■ THE PROBLEM: Below are records to be output exactly, every one of them.

■ PROVIDED RECORDS:
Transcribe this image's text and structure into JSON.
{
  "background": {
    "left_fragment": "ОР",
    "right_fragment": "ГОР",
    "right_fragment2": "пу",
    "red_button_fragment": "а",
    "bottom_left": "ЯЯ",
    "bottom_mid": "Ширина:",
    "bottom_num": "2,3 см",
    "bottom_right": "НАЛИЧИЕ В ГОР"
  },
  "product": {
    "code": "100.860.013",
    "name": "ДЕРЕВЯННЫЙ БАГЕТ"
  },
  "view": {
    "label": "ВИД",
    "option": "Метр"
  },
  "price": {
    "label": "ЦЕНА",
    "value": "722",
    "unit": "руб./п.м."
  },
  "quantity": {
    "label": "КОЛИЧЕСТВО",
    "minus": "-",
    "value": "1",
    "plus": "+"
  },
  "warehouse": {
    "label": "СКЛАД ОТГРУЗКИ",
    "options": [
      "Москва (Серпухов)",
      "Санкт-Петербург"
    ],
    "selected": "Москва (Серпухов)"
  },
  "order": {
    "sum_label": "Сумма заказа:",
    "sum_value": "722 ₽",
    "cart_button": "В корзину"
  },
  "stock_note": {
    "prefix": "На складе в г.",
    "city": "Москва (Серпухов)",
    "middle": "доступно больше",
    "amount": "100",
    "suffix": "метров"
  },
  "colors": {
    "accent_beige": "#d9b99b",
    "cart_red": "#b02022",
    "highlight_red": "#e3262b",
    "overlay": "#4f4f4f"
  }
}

■ FINAL RESULT:
Transcribe this image's text and structure into JSON.
{
  "background": {
    "left_fragment": "ОР",
    "right_fragment": "ГОР",
    "right_fragment2": "пу",
    "red_button_fragment": "а",
    "bottom_left": "ЯЯ",
    "bottom_mid": "Ширина:",
    "bottom_num": "2,3 см",
    "bottom_right": "НАЛИЧИЕ В ГОР"
  },
  "product": {
    "code": "100.860.013",
    "name": "ДЕРЕВЯННЫЙ БАГЕТ"
  },
  "view": {
    "label": "ВИД",
    "option": "Метр"
  },
  "price": {
    "label": "ЦЕНА",
    "value": "722",
    "unit": "руб./п.м."
  },
  "quantity": {
    "label": "КОЛИЧЕСТВО",
    "minus": "-",
    "value": "1",
    "plus": "+"
  },
  "warehouse": {
    "label": "СКЛАД ОТГРУЗКИ",
    "options": [
      "Москва (Серпухов)",
      "Санкт-Петербург"
    ],
    "selected": "Москва (Серпухов)"
  },
  "order": {
    "sum_label": "Сумма заказа:",
    "sum_value": "722 ₽",
    "cart_button": "В корзину"
  },
  "stock_note": {
    "prefix": "На складе в г.",
    "city": "Москва (Серпухов)",
    "middle": "доступно больше",
    "amount": "100",
    "suffix": "метров"
  },
  "colors": {
    "accent_beige": "#d9b99b",
    "cart_red": "#b02022",
    "highlight_red": "#e3262b",
    "overlay": "#4f4f4f"
  }
}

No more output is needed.